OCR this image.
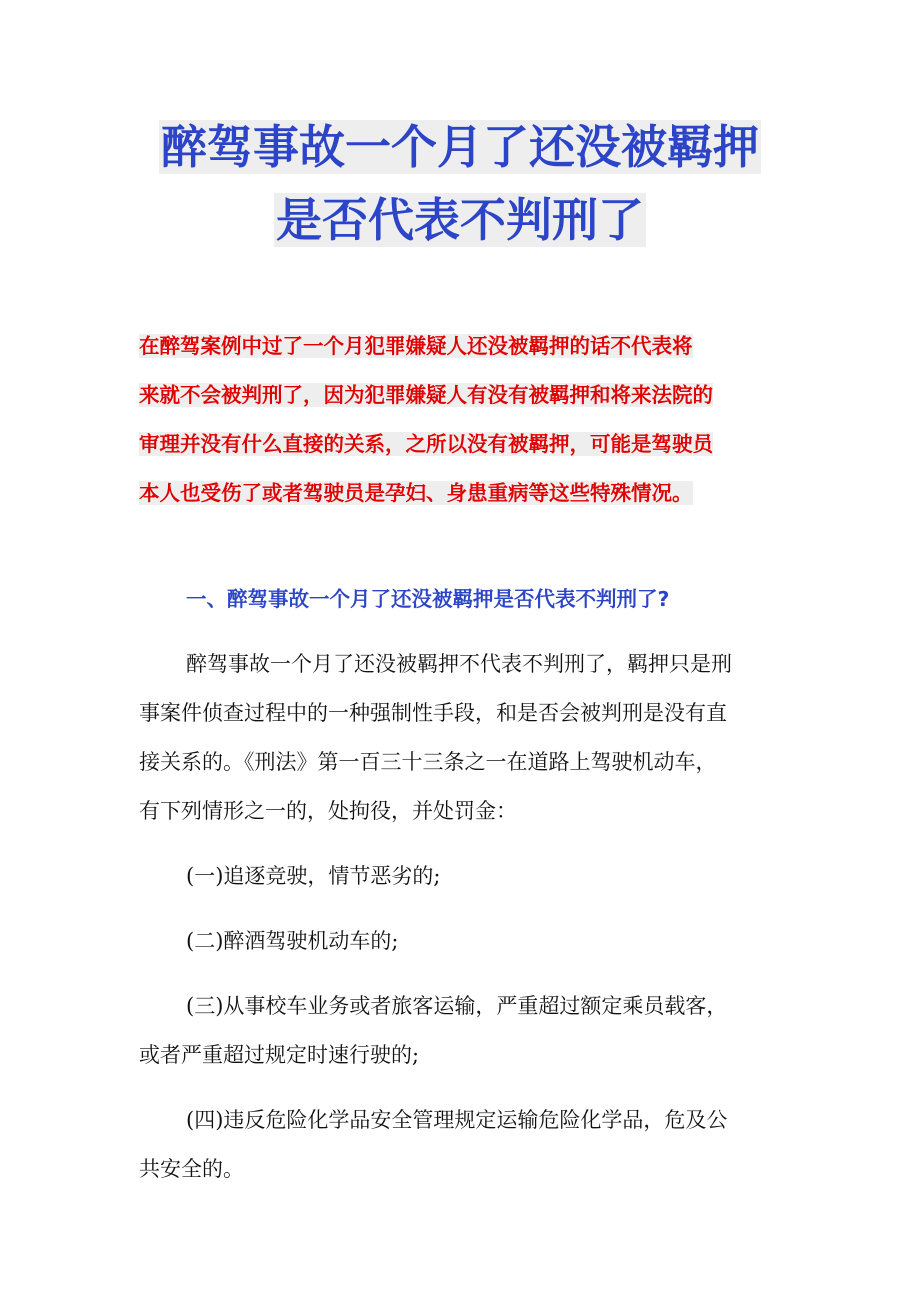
醉驾事故一个月了还没被羁押
是否代表不判刑了
在醉驾案例中过了一个月犯罪嫌疑人还没被羁押的话不代表将
来就不会被判刑了，因为犯罪嫌疑人有没有被羁押和将来法院的
审理并没有什么直接的关系，之所以没有被羁押，可能是驾驶员
本人也受伤了或者驾驶员是孕妇、身患重病等这些特殊情况。
一、醉驾事故一个月了还没被羁押是否代表不判刑了?
醉驾事故一个月了还没被羁押不代表不判刑了，羁押只是刑
事案件侦查过程中的一种强制性手段，和是否会被判刑是没有直
接关系的。《刑法》第一百三十三条之一在道路上驾驶机动车，
有下列情形之一的，处拘役，并处罚金：
(一)追逐竞驶，情节恶劣的;
(二)醉酒驾驶机动车的;
(三)从事校车业务或者旅客运输，严重超过额定乘员载客，
或者严重超过规定时速行驶的;
(四)违反危险化学品安全管理规定运输危险化学品，危及公
共安全的。
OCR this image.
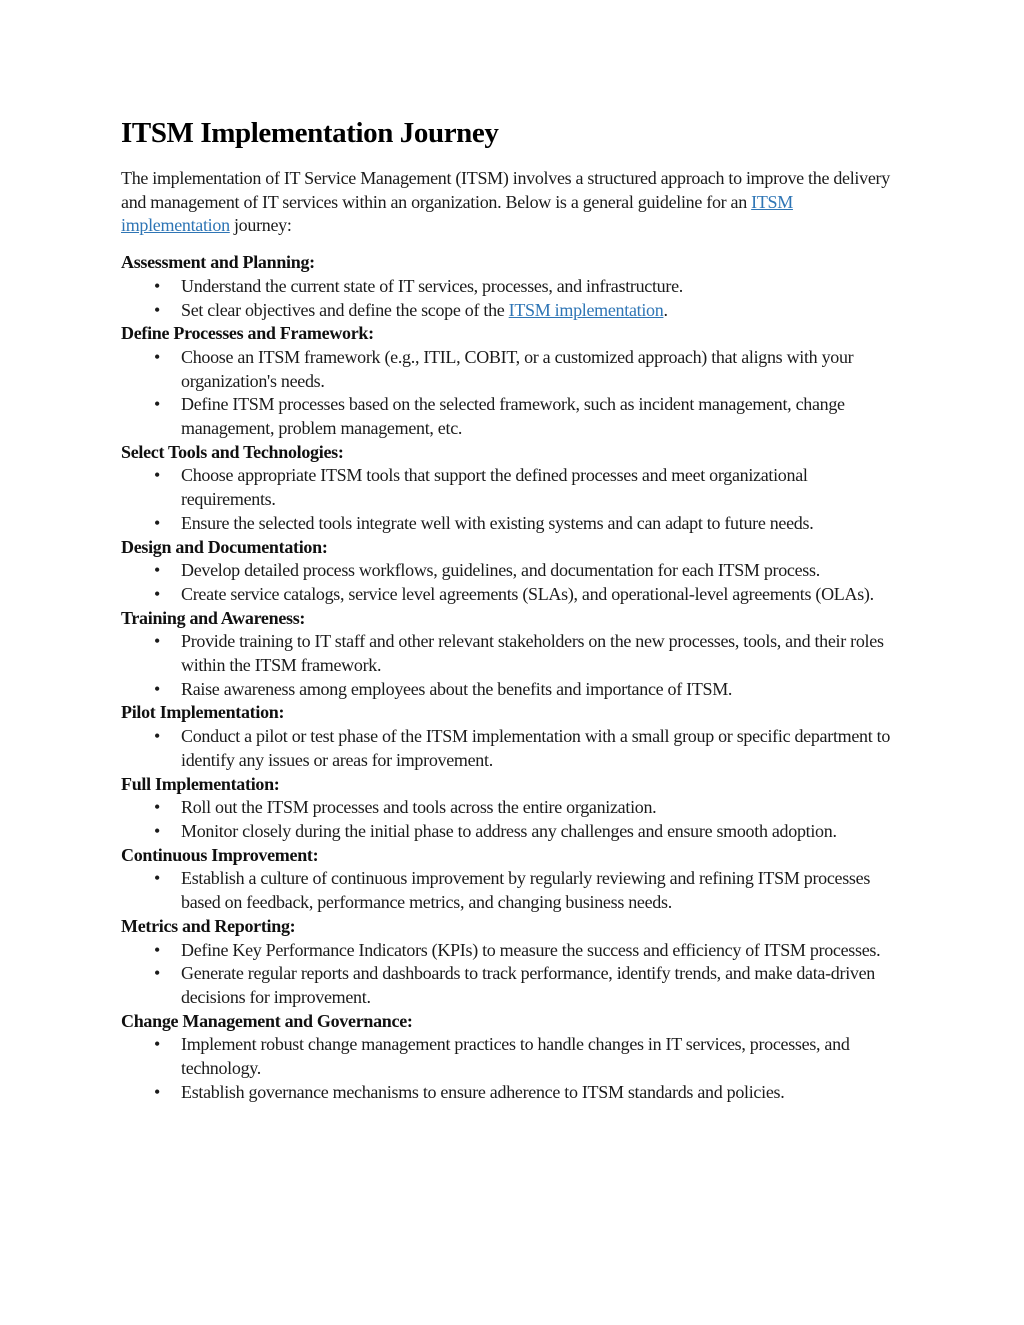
ITSM Implementation Journey

The implementation of IT Service Management (ITSM) involves a structured approach to improve the delivery and management of IT services within an organization. Below is a general guideline for an ITSM implementation journey:

Assessment and Planning:
• Understand the current state of IT services, processes, and infrastructure.
• Set clear objectives and define the scope of the ITSM implementation.
Define Processes and Framework:
• Choose an ITSM framework (e.g., ITIL, COBIT, or a customized approach) that aligns with your organization's needs.
• Define ITSM processes based on the selected framework, such as incident management, change management, problem management, etc.
Select Tools and Technologies:
• Choose appropriate ITSM tools that support the defined processes and meet organizational requirements.
• Ensure the selected tools integrate well with existing systems and can adapt to future needs.
Design and Documentation:
• Develop detailed process workflows, guidelines, and documentation for each ITSM process.
• Create service catalogs, service level agreements (SLAs), and operational-level agreements (OLAs).
Training and Awareness:
• Provide training to IT staff and other relevant stakeholders on the new processes, tools, and their roles within the ITSM framework.
• Raise awareness among employees about the benefits and importance of ITSM.
Pilot Implementation:
• Conduct a pilot or test phase of the ITSM implementation with a small group or specific department to identify any issues or areas for improvement.
Full Implementation:
• Roll out the ITSM processes and tools across the entire organization.
• Monitor closely during the initial phase to address any challenges and ensure smooth adoption.
Continuous Improvement:
• Establish a culture of continuous improvement by regularly reviewing and refining ITSM processes based on feedback, performance metrics, and changing business needs.
Metrics and Reporting:
• Define Key Performance Indicators (KPIs) to measure the success and efficiency of ITSM processes.
• Generate regular reports and dashboards to track performance, identify trends, and make data-driven decisions for improvement.
Change Management and Governance:
• Implement robust change management practices to handle changes in IT services, processes, and technology.
• Establish governance mechanisms to ensure adherence to ITSM standards and policies.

= = = =

» STATED PROBLEM:
Transcribe the preceding listing in its entirety and with exact wording, leaving out pictures.

» COMPLETED TASK:
OCR this image.
醉驾事故一个月了还没被羁押
是否代表不判刑了
在醉驾案例中过了一个月犯罪嫌疑人还没被羁押的话不代表将
来就不会被判刑了，因为犯罪嫌疑人有没有被羁押和将来法院的
审理并没有什么直接的关系，之所以没有被羁押，可能是驾驶员
本人也受伤了或者驾驶员是孕妇、身患重病等这些特殊情况。
一、醉驾事故一个月了还没被羁押是否代表不判刑了?
醉驾事故一个月了还没被羁押不代表不判刑了，羁押只是刑
事案件侦查过程中的一种强制性手段，和是否会被判刑是没有直
接关系的。《刑法》第一百三十三条之一在道路上驾驶机动车，
有下列情形之一的，处拘役，并处罚金：
(一)追逐竞驶，情节恶劣的;
(二)醉酒驾驶机动车的;
(三)从事校车业务或者旅客运输，严重超过额定乘员载客，
或者严重超过规定时速行驶的;
(四)违反危险化学品安全管理规定运输危险化学品，危及公
共安全的。
OCR this image.
ITSM Implementation Journey

The implementation of IT Service Management (ITSM) involves a structured approach to improve the delivery and management of IT services within an organization. Below is a general guideline for an ITSM implementation journey:

Assessment and Planning:
• Understand the current state of IT services, processes, and infrastructure.
• Set clear objectives and define the scope of the ITSM implementation.
Define Processes and Framework:
• Choose an ITSM framework (e.g., ITIL, COBIT, or a customized approach) that aligns with your organization's needs.
• Define ITSM processes based on the selected framework, such as incident management, change management, problem management, etc.
Select Tools and Technologies:
• Choose appropriate ITSM tools that support the defined processes and meet organizational requirements.
• Ensure the selected tools integrate well with existing systems and can adapt to future needs.
Design and Documentation:
• Develop detailed process workflows, guidelines, and documentation for each ITSM process.
• Create service catalogs, service level agreements (SLAs), and operational-level agreements (OLAs).
Training and Awareness:
• Provide training to IT staff and other relevant stakeholders on the new processes, tools, and their roles within the ITSM framework.
• Raise awareness among employees about the benefits and importance of ITSM.
Pilot Implementation:
• Conduct a pilot or test phase of the ITSM implementation with a small group or specific department to identify any issues or areas for improvement.
Full Implementation:
• Roll out the ITSM processes and tools across the entire organization.
• Monitor closely during the initial phase to address any challenges and ensure smooth adoption.
Continuous Improvement:
• Establish a culture of continuous improvement by regularly reviewing and refining ITSM processes based on feedback, performance metrics, and changing business needs.
Metrics and Reporting:
• Define Key Performance Indicators (KPIs) to measure the success and efficiency of ITSM processes.
• Generate regular reports and dashboards to track performance, identify trends, and make data-driven decisions for improvement.
Change Management and Governance:
• Implement robust change management practices to handle changes in IT services, processes, and technology.
• Establish governance mechanisms to ensure adherence to ITSM standards and policies.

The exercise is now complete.